• _Available data_
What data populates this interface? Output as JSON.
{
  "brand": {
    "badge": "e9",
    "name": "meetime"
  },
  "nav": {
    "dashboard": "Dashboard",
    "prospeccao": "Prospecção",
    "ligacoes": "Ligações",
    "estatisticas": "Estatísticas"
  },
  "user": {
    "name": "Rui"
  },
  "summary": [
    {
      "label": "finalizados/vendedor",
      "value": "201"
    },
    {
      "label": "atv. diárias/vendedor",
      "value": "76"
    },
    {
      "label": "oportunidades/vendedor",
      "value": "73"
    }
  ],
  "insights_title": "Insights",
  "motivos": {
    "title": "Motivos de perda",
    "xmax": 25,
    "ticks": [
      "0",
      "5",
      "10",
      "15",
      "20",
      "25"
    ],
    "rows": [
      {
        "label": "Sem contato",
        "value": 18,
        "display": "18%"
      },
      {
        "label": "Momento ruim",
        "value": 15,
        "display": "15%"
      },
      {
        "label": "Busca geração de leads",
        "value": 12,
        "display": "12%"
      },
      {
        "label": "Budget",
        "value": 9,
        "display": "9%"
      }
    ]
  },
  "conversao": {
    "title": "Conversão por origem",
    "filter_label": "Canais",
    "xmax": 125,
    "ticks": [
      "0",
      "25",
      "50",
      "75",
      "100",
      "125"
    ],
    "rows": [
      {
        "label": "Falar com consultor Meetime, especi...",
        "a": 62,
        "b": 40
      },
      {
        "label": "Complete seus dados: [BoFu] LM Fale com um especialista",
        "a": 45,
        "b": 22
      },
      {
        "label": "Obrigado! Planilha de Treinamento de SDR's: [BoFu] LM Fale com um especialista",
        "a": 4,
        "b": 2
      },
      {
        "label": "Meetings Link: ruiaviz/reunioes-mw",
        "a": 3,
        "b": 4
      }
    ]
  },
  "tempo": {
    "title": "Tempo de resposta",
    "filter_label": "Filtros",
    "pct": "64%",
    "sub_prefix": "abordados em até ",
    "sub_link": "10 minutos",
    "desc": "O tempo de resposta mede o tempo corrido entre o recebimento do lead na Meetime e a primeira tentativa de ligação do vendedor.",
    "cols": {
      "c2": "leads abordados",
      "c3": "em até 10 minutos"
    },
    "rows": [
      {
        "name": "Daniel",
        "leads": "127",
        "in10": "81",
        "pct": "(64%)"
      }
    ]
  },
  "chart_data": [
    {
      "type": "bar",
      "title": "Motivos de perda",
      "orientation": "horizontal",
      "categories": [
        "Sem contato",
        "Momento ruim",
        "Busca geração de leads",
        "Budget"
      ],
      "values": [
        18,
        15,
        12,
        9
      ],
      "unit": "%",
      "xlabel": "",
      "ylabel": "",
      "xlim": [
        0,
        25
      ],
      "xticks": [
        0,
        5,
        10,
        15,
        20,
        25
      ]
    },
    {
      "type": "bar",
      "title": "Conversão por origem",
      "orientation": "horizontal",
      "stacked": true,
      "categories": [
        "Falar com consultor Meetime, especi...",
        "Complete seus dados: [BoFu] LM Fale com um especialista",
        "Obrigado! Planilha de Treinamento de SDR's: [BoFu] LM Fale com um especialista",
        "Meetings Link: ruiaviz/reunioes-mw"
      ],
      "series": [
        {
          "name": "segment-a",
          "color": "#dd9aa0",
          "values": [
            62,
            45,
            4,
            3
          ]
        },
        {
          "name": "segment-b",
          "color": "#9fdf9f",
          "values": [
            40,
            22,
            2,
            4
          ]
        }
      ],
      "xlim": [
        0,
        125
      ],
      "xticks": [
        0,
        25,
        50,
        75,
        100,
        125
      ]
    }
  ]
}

• _Task brief_
Retype each record exactly, leaving nothing out.

• _Expected output_
What data populates this interface? Output as JSON.
{
  "brand": {
    "badge": "e9",
    "name": "meetime"
  },
  "nav": {
    "dashboard": "Dashboard",
    "prospeccao": "Prospecção",
    "ligacoes": "Ligações",
    "estatisticas": "Estatísticas"
  },
  "user": {
    "name": "Rui"
  },
  "summary": [
    {
      "label": "finalizados/vendedor",
      "value": "201"
    },
    {
      "label": "atv. diárias/vendedor",
      "value": "76"
    },
    {
      "label": "oportunidades/vendedor",
      "value": "73"
    }
  ],
  "insights_title": "Insights",
  "motivos": {
    "title": "Motivos de perda",
    "xmax": 25,
    "ticks": [
      "0",
      "5",
      "10",
      "15",
      "20",
      "25"
    ],
    "rows": [
      {
        "label": "Sem contato",
        "value": 18,
        "display": "18%"
      },
      {
        "label": "Momento ruim",
        "value": 15,
        "display": "15%"
      },
      {
        "label": "Busca geração de leads",
        "value": 12,
        "display": "12%"
      },
      {
        "label": "Budget",
        "value": 9,
        "display": "9%"
      }
    ]
  },
  "conversao": {
    "title": "Conversão por origem",
    "filter_label": "Canais",
    "xmax": 125,
    "ticks": [
      "0",
      "25",
      "50",
      "75",
      "100",
      "125"
    ],
    "rows": [
      {
        "label": "Falar com consultor Meetime, especi...",
        "a": 62,
        "b": 40
      },
      {
        "label": "Complete seus dados: [BoFu] LM Fale com um especialista",
        "a": 45,
        "b": 22
      },
      {
        "label": "Obrigado! Planilha de Treinamento de SDR's: [BoFu] LM Fale com um especialista",
        "a": 4,
        "b": 2
      },
      {
        "label": "Meetings Link: ruiaviz/reunioes-mw",
        "a": 3,
        "b": 4
      }
    ]
  },
  "tempo": {
    "title": "Tempo de resposta",
    "filter_label": "Filtros",
    "pct": "64%",
    "sub_prefix": "abordados em até ",
    "sub_link": "10 minutos",
    "desc": "O tempo de resposta mede o tempo corrido entre o recebimento do lead na Meetime e a primeira tentativa de ligação do vendedor.",
    "cols": {
      "c2": "leads abordados",
      "c3": "em até 10 minutos"
    },
    "rows": [
      {
        "name": "Daniel",
        "leads": "127",
        "in10": "81",
        "pct": "(64%)"
      }
    ]
  },
  "chart_data": [
    {
      "type": "bar",
      "title": "Motivos de perda",
      "orientation": "horizontal",
      "categories": [
        "Sem contato",
        "Momento ruim",
        "Busca geração de leads",
        "Budget"
      ],
      "values": [
        18,
        15,
        12,
        9
      ],
      "unit": "%",
      "xlabel": "",
      "ylabel": "",
      "xlim": [
        0,
        25
      ],
      "xticks": [
        0,
        5,
        10,
        15,
        20,
        25
      ]
    },
    {
      "type": "bar",
      "title": "Conversão por origem",
      "orientation": "horizontal",
      "stacked": true,
      "categories": [
        "Falar com consultor Meetime, especi...",
        "Complete seus dados: [BoFu] LM Fale com um especialista",
        "Obrigado! Planilha de Treinamento de SDR's: [BoFu] LM Fale com um especialista",
        "Meetings Link: ruiaviz/reunioes-mw"
      ],
      "series": [
        {
          "name": "segment-a",
          "color": "#dd9aa0",
          "values": [
            62,
            45,
            4,
            3
          ]
        },
        {
          "name": "segment-b",
          "color": "#9fdf9f",
          "values": [
            40,
            22,
            2,
            4
          ]
        }
      ],
      "xlim": [
        0,
        125
      ],
      "xticks": [
        0,
        25,
        50,
        75,
        100,
        125
      ]
    }
  ]
}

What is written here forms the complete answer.